▶ **DATA SHOWN**:
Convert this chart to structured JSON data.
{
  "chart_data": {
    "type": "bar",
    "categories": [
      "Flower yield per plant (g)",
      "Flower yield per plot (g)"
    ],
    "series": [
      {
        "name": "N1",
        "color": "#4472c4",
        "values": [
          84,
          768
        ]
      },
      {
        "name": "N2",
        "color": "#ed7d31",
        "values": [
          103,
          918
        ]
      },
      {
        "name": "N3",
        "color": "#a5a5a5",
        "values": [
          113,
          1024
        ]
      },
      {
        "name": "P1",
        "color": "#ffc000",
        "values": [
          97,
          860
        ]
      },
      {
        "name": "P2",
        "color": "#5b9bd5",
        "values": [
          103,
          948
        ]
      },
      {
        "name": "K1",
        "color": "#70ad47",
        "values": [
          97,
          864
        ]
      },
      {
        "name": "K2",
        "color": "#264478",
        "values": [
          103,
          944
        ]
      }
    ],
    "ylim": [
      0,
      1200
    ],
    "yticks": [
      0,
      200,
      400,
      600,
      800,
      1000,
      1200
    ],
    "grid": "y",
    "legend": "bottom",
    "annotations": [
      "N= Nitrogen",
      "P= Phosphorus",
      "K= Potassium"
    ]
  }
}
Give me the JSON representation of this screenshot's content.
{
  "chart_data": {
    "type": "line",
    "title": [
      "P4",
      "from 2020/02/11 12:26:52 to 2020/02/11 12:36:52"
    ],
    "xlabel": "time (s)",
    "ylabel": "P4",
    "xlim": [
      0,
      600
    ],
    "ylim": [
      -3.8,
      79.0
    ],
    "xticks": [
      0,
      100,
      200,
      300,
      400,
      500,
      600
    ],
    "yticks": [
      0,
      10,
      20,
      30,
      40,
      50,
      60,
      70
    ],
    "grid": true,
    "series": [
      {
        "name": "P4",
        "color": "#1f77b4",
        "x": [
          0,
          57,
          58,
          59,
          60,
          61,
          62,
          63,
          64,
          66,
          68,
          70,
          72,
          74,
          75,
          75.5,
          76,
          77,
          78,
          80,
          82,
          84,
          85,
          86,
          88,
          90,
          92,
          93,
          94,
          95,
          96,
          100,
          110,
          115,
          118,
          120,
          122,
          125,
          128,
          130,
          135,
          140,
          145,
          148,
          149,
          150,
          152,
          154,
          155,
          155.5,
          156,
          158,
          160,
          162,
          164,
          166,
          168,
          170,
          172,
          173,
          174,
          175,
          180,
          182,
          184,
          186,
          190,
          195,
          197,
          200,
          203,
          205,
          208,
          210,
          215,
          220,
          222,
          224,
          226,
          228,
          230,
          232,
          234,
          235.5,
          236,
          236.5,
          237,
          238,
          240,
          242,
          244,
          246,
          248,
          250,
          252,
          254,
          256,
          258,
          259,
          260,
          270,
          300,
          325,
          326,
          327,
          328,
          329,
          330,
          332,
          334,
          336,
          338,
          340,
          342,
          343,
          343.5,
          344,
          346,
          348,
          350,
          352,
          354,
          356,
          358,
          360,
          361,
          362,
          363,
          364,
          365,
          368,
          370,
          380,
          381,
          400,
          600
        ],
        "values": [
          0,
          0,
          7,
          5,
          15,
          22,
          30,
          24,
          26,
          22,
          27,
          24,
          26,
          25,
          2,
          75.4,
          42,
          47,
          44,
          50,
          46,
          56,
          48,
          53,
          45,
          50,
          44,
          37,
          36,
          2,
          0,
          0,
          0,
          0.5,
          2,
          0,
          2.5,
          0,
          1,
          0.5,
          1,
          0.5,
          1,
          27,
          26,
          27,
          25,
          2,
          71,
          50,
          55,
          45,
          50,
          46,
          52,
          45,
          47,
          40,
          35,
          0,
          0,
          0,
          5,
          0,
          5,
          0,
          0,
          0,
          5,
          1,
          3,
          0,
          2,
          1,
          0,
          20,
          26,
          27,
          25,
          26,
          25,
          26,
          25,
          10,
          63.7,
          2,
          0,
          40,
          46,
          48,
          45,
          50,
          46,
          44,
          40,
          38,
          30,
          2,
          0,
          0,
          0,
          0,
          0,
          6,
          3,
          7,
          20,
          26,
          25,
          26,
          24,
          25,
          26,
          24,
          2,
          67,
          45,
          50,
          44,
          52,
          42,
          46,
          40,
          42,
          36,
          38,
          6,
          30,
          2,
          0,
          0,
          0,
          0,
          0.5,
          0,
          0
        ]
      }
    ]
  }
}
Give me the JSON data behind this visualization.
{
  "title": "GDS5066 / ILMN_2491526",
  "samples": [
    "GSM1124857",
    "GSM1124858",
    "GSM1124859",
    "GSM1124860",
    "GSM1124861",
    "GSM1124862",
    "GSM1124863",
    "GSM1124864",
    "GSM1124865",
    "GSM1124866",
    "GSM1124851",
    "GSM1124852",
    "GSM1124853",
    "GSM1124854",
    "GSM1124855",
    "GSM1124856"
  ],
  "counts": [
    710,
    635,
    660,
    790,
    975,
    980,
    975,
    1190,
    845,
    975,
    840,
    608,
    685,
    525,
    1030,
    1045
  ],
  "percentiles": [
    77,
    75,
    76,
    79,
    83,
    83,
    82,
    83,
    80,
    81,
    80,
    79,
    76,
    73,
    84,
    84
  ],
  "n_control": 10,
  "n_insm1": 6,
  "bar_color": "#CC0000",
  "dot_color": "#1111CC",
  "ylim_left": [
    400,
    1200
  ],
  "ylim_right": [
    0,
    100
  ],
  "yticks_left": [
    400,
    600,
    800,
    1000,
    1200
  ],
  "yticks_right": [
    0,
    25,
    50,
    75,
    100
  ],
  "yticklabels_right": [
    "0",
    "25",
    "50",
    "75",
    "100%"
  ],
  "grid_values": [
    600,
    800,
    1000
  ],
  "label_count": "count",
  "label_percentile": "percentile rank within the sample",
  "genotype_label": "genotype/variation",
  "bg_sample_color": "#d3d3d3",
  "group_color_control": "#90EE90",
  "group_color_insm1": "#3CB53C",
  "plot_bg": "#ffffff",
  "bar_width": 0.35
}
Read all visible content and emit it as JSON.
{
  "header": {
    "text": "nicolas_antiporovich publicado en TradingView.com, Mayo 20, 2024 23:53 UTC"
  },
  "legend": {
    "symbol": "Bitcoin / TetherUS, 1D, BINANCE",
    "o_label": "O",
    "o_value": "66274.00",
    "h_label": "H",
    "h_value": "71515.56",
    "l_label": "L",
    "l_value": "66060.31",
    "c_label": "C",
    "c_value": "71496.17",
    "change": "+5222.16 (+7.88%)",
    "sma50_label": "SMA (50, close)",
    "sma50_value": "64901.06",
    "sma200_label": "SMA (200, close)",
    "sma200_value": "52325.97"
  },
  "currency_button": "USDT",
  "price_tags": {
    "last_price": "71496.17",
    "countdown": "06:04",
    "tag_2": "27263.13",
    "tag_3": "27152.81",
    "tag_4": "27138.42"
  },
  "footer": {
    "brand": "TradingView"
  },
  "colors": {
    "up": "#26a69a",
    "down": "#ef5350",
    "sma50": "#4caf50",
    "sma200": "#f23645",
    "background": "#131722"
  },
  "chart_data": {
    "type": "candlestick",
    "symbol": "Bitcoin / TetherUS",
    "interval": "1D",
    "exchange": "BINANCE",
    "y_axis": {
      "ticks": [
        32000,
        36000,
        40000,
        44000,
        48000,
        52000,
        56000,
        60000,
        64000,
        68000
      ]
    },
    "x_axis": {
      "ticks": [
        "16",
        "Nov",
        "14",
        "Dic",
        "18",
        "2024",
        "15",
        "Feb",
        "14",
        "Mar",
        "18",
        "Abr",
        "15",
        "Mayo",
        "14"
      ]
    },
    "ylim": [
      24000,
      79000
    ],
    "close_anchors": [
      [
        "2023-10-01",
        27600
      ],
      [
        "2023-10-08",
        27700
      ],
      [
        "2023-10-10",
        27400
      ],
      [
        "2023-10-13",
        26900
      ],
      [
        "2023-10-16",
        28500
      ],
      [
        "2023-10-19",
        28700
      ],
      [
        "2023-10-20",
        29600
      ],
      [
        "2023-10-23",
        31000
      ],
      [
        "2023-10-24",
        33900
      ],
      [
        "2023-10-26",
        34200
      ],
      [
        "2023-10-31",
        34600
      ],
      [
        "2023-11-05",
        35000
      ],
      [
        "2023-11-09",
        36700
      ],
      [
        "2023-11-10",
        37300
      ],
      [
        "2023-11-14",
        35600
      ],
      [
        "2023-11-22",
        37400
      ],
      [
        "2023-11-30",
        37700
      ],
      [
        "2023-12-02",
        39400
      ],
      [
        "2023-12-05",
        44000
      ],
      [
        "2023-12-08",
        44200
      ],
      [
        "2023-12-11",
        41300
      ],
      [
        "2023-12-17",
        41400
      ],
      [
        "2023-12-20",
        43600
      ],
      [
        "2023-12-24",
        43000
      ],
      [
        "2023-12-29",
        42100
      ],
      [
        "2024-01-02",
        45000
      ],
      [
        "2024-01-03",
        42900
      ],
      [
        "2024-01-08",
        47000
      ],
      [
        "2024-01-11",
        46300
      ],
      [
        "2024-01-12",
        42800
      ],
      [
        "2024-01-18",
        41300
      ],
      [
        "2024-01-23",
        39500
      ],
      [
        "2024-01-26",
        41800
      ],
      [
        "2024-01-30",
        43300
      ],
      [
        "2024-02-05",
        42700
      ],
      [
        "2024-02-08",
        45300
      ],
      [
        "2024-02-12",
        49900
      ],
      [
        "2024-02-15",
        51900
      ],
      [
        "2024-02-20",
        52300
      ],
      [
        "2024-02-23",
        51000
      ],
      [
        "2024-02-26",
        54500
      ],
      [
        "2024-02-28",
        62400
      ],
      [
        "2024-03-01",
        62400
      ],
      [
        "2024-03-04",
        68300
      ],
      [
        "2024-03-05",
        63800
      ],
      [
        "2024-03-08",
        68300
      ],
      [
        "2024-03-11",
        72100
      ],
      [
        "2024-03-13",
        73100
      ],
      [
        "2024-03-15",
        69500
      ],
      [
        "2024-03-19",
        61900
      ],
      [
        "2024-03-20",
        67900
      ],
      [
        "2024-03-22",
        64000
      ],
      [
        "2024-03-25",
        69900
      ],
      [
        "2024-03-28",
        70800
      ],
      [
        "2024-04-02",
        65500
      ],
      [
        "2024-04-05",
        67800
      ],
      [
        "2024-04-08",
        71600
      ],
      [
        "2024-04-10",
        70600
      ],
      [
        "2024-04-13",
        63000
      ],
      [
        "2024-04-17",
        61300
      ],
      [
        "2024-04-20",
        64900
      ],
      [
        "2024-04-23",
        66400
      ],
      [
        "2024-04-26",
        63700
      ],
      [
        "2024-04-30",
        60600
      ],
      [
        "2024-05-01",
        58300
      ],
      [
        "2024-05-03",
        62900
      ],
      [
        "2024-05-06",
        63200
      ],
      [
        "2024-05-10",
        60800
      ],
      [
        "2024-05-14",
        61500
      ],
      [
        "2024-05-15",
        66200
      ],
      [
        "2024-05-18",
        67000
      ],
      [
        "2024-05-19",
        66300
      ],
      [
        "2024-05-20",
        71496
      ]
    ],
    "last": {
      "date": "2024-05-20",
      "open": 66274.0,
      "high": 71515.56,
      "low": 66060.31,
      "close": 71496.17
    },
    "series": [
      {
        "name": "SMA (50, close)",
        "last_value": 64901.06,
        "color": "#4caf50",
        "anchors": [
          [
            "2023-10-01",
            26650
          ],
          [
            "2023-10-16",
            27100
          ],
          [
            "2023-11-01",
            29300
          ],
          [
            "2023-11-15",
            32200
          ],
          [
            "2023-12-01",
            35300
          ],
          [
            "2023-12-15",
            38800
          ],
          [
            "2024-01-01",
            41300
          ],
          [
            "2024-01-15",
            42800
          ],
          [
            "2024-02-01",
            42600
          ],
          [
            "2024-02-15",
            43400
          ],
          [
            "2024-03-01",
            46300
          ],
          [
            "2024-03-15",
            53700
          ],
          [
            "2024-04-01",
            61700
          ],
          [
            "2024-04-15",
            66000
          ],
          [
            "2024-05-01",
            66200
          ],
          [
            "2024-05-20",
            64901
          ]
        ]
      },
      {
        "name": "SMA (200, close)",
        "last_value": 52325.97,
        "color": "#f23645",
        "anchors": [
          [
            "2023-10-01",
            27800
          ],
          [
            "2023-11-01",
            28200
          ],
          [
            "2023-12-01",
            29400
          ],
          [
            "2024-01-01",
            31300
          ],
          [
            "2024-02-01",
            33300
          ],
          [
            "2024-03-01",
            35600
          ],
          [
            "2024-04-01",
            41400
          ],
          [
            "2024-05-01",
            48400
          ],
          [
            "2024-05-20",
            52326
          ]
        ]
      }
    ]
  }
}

▶ **PROMPT**:
In the records above, how many lines contain the string "Mayo"? State that number only.

▶ **TASK RESPONSE**:
2